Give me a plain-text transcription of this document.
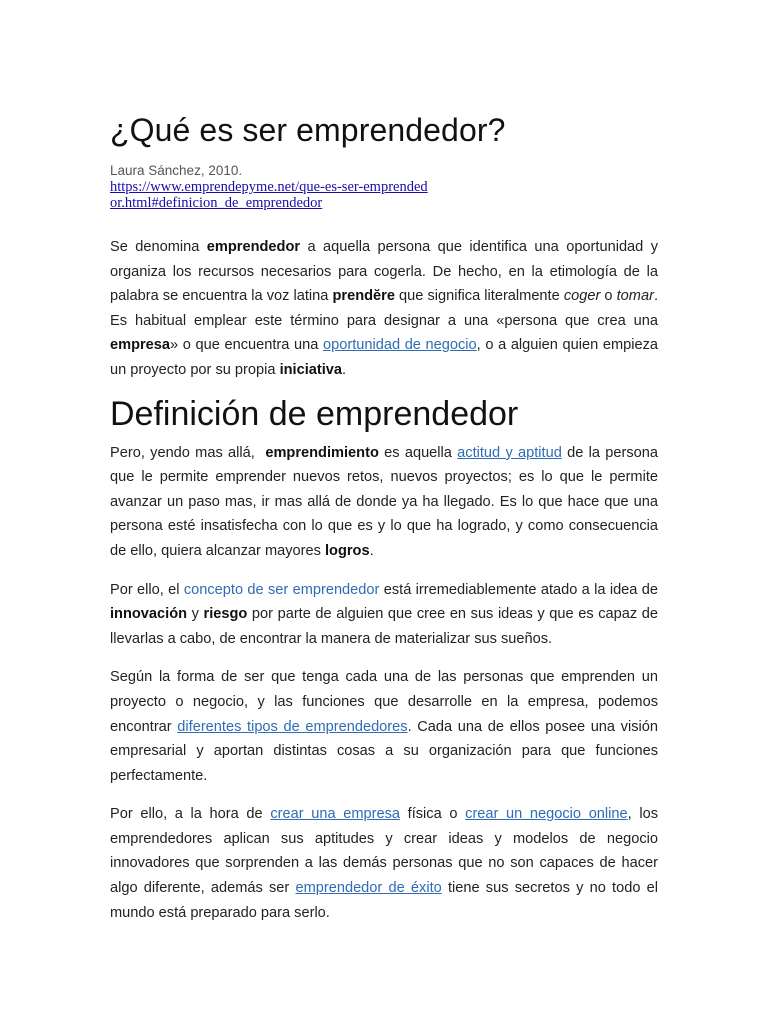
¿Qué es ser emprendedor?
Laura Sánchez, 2010.
https://www.emprendepyme.net/que-es-ser-emprendedor.html#definicion_de_emprendedor

Se denomina emprendedor a aquella persona que identifica una oportunidad y organiza los recursos necesarios para cogerla. De hecho, en la etimología de la palabra se encuentra la voz latina prendĕre que significa literalmente coger o tomar. Es habitual emplear este término para designar a una «persona que crea una empresa» o que encuentra una oportunidad de negocio, o a alguien quien empieza un proyecto por su propia iniciativa.

Definición de emprendedor

Pero, yendo mas allá,  emprendimiento es aquella actitud y aptitud de la persona que le permite emprender nuevos retos, nuevos proyectos; es lo que le permite avanzar un paso mas, ir mas allá de donde ya ha llegado. Es lo que hace que una persona esté insatisfecha con lo que es y lo que ha logrado, y como consecuencia de ello, quiera alcanzar mayores logros.

Por ello, el concepto de ser emprendedor está irremediablemente atado a la idea de innovación y riesgo por parte de alguien que cree en sus ideas y que es capaz de llevarlas a cabo, de encontrar la manera de materializar sus sueños.

Según la forma de ser que tenga cada una de las personas que emprenden un proyecto o negocio, y las funciones que desarrolle en la empresa, podemos encontrar diferentes tipos de emprendedores. Cada una de ellos posee una visión empresarial y aportan distintas cosas a su organización para que funciones perfectamente.

Por ello, a la hora de crear una empresa física o crear un negocio online, los emprendedores aplican sus aptitudes y crear ideas y modelos de negocio innovadores que sorprenden a las demás personas que no son capaces de hacer algo diferente, además ser emprendedor de éxito tiene sus secretos y no todo el mundo está preparado para serlo.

○ ○ ○ ○ ○ ○ ○

| Aim |
Using the listing above, list every line in which the string "personas" occurs.

| Task result |
Según la forma de ser que tenga cada una de las personas que emprenden un proyecto o negocio, y las funciones que desarrolle en la empresa, podemos encontrar diferentes tipos de emprendedores. Cada una de ellos posee una visión empresarial y aportan distintas cosas a su organización para que funciones perfectamente.
Por ello, a la hora de crear una empresa física o crear un negocio online, los emprendedores aplican sus aptitudes y crear ideas y modelos de negocio innovadores que sorprenden a las demás personas que no son capaces de hacer algo diferente, además ser emprendedor de éxito tiene sus secretos y no todo el mundo está preparado para serlo.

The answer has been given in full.